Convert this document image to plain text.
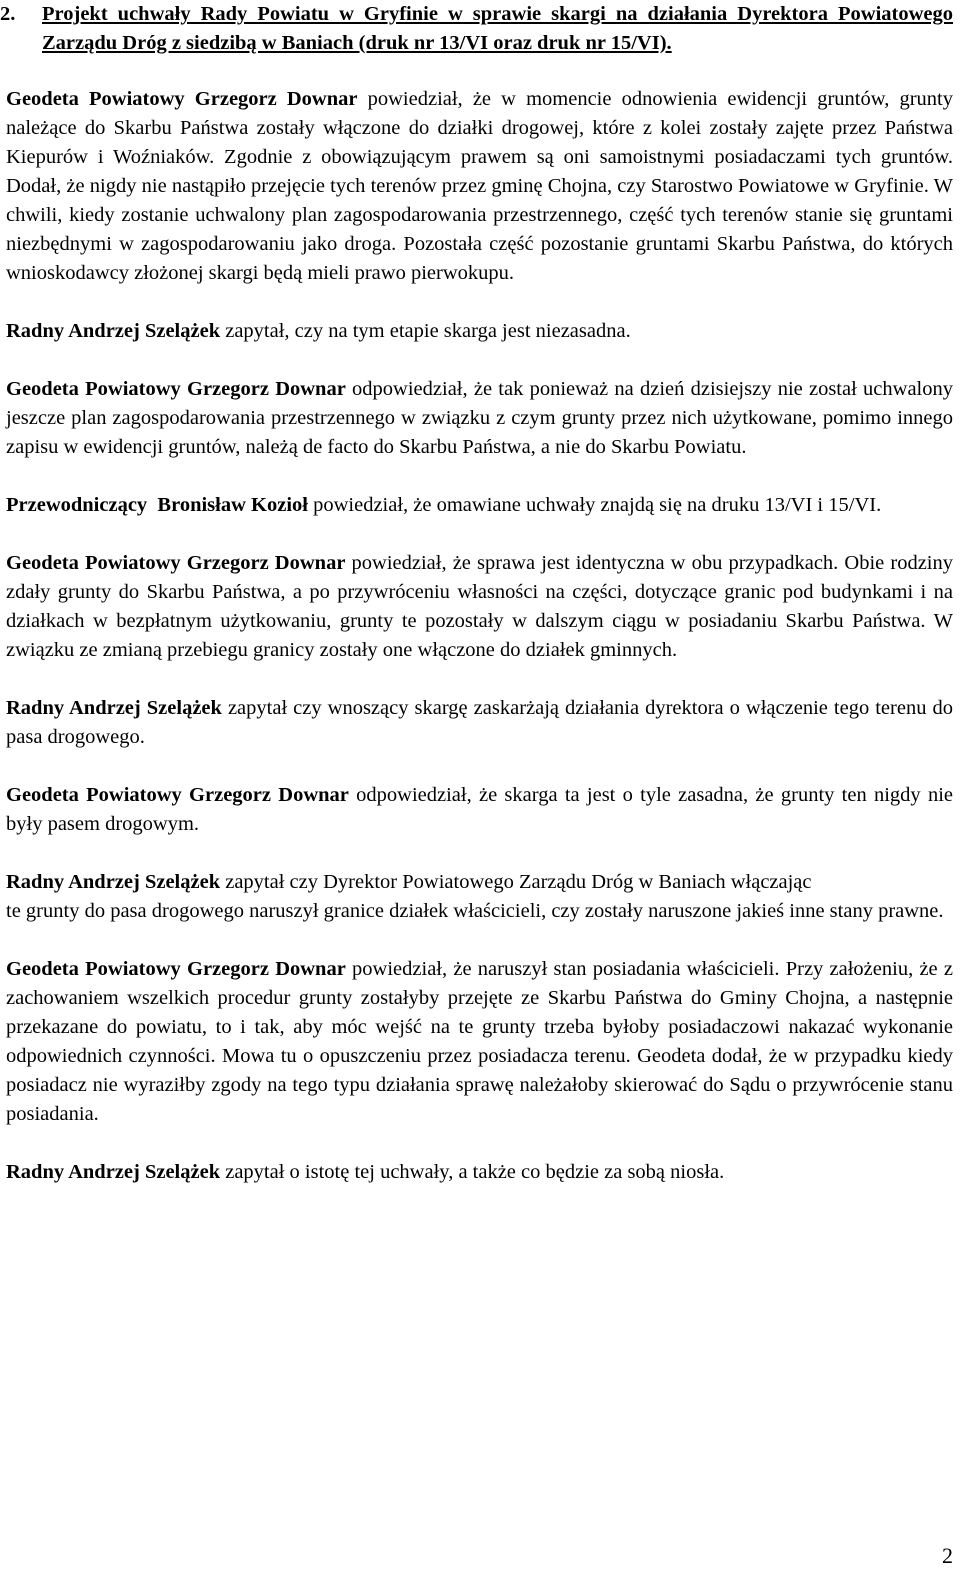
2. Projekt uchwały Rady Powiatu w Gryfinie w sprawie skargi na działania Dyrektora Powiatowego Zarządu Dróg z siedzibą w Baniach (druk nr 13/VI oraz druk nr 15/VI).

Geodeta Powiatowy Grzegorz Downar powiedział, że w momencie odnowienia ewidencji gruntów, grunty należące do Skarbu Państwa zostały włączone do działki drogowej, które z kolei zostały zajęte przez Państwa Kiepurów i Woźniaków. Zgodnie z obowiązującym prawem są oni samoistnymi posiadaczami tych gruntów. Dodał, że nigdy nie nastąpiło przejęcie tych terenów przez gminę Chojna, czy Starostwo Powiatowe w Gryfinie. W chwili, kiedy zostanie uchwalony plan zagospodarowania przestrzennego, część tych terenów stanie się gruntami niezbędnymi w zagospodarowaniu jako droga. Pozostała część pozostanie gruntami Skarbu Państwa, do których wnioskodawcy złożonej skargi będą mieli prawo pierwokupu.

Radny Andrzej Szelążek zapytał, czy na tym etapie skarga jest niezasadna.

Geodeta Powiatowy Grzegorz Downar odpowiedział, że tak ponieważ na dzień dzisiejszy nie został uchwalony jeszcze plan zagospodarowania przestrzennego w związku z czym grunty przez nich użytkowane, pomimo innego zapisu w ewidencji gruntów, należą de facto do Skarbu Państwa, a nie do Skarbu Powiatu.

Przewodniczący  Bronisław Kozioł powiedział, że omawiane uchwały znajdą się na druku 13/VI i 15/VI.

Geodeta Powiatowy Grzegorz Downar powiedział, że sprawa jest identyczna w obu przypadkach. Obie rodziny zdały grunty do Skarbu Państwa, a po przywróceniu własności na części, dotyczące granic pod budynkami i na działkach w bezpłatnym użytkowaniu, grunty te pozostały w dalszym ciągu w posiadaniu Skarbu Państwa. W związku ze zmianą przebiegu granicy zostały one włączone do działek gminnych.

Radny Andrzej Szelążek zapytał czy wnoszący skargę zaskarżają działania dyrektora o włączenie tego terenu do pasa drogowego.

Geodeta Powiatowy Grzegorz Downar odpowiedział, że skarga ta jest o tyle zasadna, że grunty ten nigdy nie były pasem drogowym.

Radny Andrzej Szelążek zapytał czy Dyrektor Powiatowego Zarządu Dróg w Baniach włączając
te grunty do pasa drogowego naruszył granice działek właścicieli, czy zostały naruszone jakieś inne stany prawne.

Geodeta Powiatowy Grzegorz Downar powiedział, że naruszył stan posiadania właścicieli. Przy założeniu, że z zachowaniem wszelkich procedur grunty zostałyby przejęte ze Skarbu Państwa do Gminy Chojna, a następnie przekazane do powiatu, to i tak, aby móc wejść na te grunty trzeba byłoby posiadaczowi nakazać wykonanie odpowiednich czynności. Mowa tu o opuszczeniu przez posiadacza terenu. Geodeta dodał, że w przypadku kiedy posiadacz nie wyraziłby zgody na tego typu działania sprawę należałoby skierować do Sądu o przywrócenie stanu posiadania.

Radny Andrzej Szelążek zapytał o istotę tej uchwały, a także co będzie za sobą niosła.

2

================================

> Work to complete: Your task is to copy the entries in full and exactly, without any images.

> In response:
Convert this document image to plain text.
2. Projekt uchwały Rady Powiatu w Gryfinie w sprawie skargi na działania Dyrektora Powiatowego Zarządu Dróg z siedzibą w Baniach (druk nr 13/VI oraz druk nr 15/VI).

Geodeta Powiatowy Grzegorz Downar powiedział, że w momencie odnowienia ewidencji gruntów, grunty należące do Skarbu Państwa zostały włączone do działki drogowej, które z kolei zostały zajęte przez Państwa Kiepurów i Woźniaków. Zgodnie z obowiązującym prawem są oni samoistnymi posiadaczami tych gruntów. Dodał, że nigdy nie nastąpiło przejęcie tych terenów przez gminę Chojna, czy Starostwo Powiatowe w Gryfinie. W chwili, kiedy zostanie uchwalony plan zagospodarowania przestrzennego, część tych terenów stanie się gruntami niezbędnymi w zagospodarowaniu jako droga. Pozostała część pozostanie gruntami Skarbu Państwa, do których wnioskodawcy złożonej skargi będą mieli prawo pierwokupu.

Radny Andrzej Szelążek zapytał, czy na tym etapie skarga jest niezasadna.

Geodeta Powiatowy Grzegorz Downar odpowiedział, że tak ponieważ na dzień dzisiejszy nie został uchwalony jeszcze plan zagospodarowania przestrzennego w związku z czym grunty przez nich użytkowane, pomimo innego zapisu w ewidencji gruntów, należą de facto do Skarbu Państwa, a nie do Skarbu Powiatu.

Przewodniczący  Bronisław Kozioł powiedział, że omawiane uchwały znajdą się na druku 13/VI i 15/VI.

Geodeta Powiatowy Grzegorz Downar powiedział, że sprawa jest identyczna w obu przypadkach. Obie rodziny zdały grunty do Skarbu Państwa, a po przywróceniu własności na części, dotyczące granic pod budynkami i na działkach w bezpłatnym użytkowaniu, grunty te pozostały w dalszym ciągu w posiadaniu Skarbu Państwa. W związku ze zmianą przebiegu granicy zostały one włączone do działek gminnych.

Radny Andrzej Szelążek zapytał czy wnoszący skargę zaskarżają działania dyrektora o włączenie tego terenu do pasa drogowego.

Geodeta Powiatowy Grzegorz Downar odpowiedział, że skarga ta jest o tyle zasadna, że grunty ten nigdy nie były pasem drogowym.

Radny Andrzej Szelążek zapytał czy Dyrektor Powiatowego Zarządu Dróg w Baniach włączając
te grunty do pasa drogowego naruszył granice działek właścicieli, czy zostały naruszone jakieś inne stany prawne.

Geodeta Powiatowy Grzegorz Downar powiedział, że naruszył stan posiadania właścicieli. Przy założeniu, że z zachowaniem wszelkich procedur grunty zostałyby przejęte ze Skarbu Państwa do Gminy Chojna, a następnie przekazane do powiatu, to i tak, aby móc wejść na te grunty trzeba byłoby posiadaczowi nakazać wykonanie odpowiednich czynności. Mowa tu o opuszczeniu przez posiadacza terenu. Geodeta dodał, że w przypadku kiedy posiadacz nie wyraziłby zgody na tego typu działania sprawę należałoby skierować do Sądu o przywrócenie stanu posiadania.

Radny Andrzej Szelążek zapytał o istotę tej uchwały, a także co będzie za sobą niosła.

2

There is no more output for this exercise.